## Exercise task
Restate the records below word for word.

┌─ Data supplied

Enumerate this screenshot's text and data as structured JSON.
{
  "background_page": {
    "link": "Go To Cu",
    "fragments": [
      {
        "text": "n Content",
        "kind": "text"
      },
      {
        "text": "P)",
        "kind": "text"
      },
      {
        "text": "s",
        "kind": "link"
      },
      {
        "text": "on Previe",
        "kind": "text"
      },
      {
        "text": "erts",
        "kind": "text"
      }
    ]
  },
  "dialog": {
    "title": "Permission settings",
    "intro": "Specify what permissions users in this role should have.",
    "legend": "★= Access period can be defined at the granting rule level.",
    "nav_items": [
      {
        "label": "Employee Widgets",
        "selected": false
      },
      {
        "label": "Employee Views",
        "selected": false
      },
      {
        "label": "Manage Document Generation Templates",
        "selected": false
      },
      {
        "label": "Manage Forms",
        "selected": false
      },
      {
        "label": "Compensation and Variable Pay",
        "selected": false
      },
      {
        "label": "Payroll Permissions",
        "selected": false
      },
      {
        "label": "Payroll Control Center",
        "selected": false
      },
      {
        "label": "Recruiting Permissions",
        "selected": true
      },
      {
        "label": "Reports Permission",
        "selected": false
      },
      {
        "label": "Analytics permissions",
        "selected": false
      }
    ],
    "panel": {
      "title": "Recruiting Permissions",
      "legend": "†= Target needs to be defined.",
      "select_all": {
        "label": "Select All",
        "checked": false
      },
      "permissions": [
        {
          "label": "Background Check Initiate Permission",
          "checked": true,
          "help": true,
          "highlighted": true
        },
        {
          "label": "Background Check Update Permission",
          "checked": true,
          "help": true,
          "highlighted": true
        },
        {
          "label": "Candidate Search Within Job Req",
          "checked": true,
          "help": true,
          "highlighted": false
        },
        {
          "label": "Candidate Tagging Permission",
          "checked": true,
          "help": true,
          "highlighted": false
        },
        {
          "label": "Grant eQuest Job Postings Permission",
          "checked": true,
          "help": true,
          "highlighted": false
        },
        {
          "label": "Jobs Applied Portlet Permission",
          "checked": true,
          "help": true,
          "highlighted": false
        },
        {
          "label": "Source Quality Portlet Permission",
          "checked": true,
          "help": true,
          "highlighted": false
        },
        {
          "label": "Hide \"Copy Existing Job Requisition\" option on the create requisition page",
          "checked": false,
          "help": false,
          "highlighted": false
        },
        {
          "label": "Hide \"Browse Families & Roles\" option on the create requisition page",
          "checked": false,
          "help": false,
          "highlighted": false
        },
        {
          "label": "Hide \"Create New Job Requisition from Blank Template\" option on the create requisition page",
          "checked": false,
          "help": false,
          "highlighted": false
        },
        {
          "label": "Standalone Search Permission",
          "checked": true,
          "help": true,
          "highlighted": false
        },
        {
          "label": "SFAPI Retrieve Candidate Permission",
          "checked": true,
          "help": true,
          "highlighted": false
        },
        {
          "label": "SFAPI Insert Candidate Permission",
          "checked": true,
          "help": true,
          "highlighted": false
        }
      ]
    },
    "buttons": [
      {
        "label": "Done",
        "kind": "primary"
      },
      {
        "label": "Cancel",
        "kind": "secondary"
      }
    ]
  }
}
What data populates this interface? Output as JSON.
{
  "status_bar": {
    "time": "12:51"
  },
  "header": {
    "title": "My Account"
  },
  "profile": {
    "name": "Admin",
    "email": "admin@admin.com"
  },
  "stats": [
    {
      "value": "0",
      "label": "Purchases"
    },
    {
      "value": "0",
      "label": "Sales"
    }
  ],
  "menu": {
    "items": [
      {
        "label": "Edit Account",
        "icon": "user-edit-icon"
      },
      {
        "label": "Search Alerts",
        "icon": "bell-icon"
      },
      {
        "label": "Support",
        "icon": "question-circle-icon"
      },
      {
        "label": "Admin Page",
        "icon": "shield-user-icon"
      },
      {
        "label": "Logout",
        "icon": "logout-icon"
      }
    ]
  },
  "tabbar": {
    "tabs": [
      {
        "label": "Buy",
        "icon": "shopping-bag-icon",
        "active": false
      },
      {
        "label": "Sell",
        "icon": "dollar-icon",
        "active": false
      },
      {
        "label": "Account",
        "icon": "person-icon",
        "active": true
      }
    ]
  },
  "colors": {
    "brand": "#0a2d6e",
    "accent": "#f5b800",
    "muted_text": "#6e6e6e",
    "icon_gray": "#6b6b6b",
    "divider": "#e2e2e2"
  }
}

└─

## Output of the task
Enumerate this screenshot's text and data as structured JSON.
{
  "background_page": {
    "link": "Go To Cu",
    "fragments": [
      {
        "text": "n Content",
        "kind": "text"
      },
      {
        "text": "P)",
        "kind": "text"
      },
      {
        "text": "s",
        "kind": "link"
      },
      {
        "text": "on Previe",
        "kind": "text"
      },
      {
        "text": "erts",
        "kind": "text"
      }
    ]
  },
  "dialog": {
    "title": "Permission settings",
    "intro": "Specify what permissions users in this role should have.",
    "legend": "★= Access period can be defined at the granting rule level.",
    "nav_items": [
      {
        "label": "Employee Widgets",
        "selected": false
      },
      {
        "label": "Employee Views",
        "selected": false
      },
      {
        "label": "Manage Document Generation Templates",
        "selected": false
      },
      {
        "label": "Manage Forms",
        "selected": false
      },
      {
        "label": "Compensation and Variable Pay",
        "selected": false
      },
      {
        "label": "Payroll Permissions",
        "selected": false
      },
      {
        "label": "Payroll Control Center",
        "selected": false
      },
      {
        "label": "Recruiting Permissions",
        "selected": true
      },
      {
        "label": "Reports Permission",
        "selected": false
      },
      {
        "label": "Analytics permissions",
        "selected": false
      }
    ],
    "panel": {
      "title": "Recruiting Permissions",
      "legend": "†= Target needs to be defined.",
      "select_all": {
        "label": "Select All",
        "checked": false
      },
      "permissions": [
        {
          "label": "Background Check Initiate Permission",
          "checked": true,
          "help": true,
          "highlighted": true
        },
        {
          "label": "Background Check Update Permission",
          "checked": true,
          "help": true,
          "highlighted": true
        },
        {
          "label": "Candidate Search Within Job Req",
          "checked": true,
          "help": true,
          "highlighted": false
        },
        {
          "label": "Candidate Tagging Permission",
          "checked": true,
          "help": true,
          "highlighted": false
        },
        {
          "label": "Grant eQuest Job Postings Permission",
          "checked": true,
          "help": true,
          "highlighted": false
        },
        {
          "label": "Jobs Applied Portlet Permission",
          "checked": true,
          "help": true,
          "highlighted": false
        },
        {
          "label": "Source Quality Portlet Permission",
          "checked": true,
          "help": true,
          "highlighted": false
        },
        {
          "label": "Hide \"Copy Existing Job Requisition\" option on the create requisition page",
          "checked": false,
          "help": false,
          "highlighted": false
        },
        {
          "label": "Hide \"Browse Families & Roles\" option on the create requisition page",
          "checked": false,
          "help": false,
          "highlighted": false
        },
        {
          "label": "Hide \"Create New Job Requisition from Blank Template\" option on the create requisition page",
          "checked": false,
          "help": false,
          "highlighted": false
        },
        {
          "label": "Standalone Search Permission",
          "checked": true,
          "help": true,
          "highlighted": false
        },
        {
          "label": "SFAPI Retrieve Candidate Permission",
          "checked": true,
          "help": true,
          "highlighted": false
        },
        {
          "label": "SFAPI Insert Candidate Permission",
          "checked": true,
          "help": true,
          "highlighted": false
        }
      ]
    },
    "buttons": [
      {
        "label": "Done",
        "kind": "primary"
      },
      {
        "label": "Cancel",
        "kind": "secondary"
      }
    ]
  }
}
What data populates this interface? Output as JSON.
{
  "status_bar": {
    "time": "12:51"
  },
  "header": {
    "title": "My Account"
  },
  "profile": {
    "name": "Admin",
    "email": "admin@admin.com"
  },
  "stats": [
    {
      "value": "0",
      "label": "Purchases"
    },
    {
      "value": "0",
      "label": "Sales"
    }
  ],
  "menu": {
    "items": [
      {
        "label": "Edit Account",
        "icon": "user-edit-icon"
      },
      {
        "label": "Search Alerts",
        "icon": "bell-icon"
      },
      {
        "label": "Support",
        "icon": "question-circle-icon"
      },
      {
        "label": "Admin Page",
        "icon": "shield-user-icon"
      },
      {
        "label": "Logout",
        "icon": "logout-icon"
      }
    ]
  },
  "tabbar": {
    "tabs": [
      {
        "label": "Buy",
        "icon": "shopping-bag-icon",
        "active": false
      },
      {
        "label": "Sell",
        "icon": "dollar-icon",
        "active": false
      },
      {
        "label": "Account",
        "icon": "person-icon",
        "active": true
      }
    ]
  },
  "colors": {
    "brand": "#0a2d6e",
    "accent": "#f5b800",
    "muted_text": "#6e6e6e",
    "icon_gray": "#6b6b6b",
    "divider": "#e2e2e2"
  }
}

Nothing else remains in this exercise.